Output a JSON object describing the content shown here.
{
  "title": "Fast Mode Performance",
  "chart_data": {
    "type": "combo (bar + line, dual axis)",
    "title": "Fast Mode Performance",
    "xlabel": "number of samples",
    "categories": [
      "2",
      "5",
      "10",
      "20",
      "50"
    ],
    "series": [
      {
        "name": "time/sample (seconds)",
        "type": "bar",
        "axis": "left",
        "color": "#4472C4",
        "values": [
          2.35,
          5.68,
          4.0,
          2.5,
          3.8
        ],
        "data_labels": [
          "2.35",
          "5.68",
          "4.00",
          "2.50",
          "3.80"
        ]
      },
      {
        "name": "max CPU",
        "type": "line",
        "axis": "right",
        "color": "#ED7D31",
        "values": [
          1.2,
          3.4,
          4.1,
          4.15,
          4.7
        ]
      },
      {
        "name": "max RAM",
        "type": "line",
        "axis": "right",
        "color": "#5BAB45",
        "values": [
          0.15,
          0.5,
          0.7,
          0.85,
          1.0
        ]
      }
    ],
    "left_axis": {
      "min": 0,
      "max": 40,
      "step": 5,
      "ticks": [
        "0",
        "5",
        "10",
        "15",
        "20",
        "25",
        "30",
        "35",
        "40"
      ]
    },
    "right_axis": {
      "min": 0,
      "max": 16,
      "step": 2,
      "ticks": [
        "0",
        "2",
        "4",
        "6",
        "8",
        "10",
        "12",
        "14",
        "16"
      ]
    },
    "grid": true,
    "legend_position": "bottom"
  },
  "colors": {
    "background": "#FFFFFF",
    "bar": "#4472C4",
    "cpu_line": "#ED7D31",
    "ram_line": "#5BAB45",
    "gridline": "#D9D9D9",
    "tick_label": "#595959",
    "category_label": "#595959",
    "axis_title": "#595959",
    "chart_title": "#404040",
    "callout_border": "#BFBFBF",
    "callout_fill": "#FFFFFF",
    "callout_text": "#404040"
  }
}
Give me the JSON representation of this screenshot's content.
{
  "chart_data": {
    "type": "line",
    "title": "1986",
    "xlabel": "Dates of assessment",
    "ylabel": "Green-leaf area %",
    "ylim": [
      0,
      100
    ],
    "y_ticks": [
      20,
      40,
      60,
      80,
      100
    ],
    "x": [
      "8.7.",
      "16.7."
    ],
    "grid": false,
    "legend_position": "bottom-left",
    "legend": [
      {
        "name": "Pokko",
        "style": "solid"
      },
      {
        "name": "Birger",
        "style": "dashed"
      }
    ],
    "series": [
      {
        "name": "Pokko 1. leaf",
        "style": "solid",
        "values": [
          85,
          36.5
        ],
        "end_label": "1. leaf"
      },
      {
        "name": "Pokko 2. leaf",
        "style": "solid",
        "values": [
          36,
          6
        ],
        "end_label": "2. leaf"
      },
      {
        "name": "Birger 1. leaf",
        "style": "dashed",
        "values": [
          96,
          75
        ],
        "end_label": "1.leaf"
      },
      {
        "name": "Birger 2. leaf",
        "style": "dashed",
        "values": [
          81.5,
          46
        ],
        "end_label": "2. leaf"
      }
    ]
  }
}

• EXERCISE: Filter the entries down to the lines containing "bottom". Copy each of those lines.

• COMPLETED EXERCISE:
    "legend_position": "bottom"
    "legend_position": "bottom-left",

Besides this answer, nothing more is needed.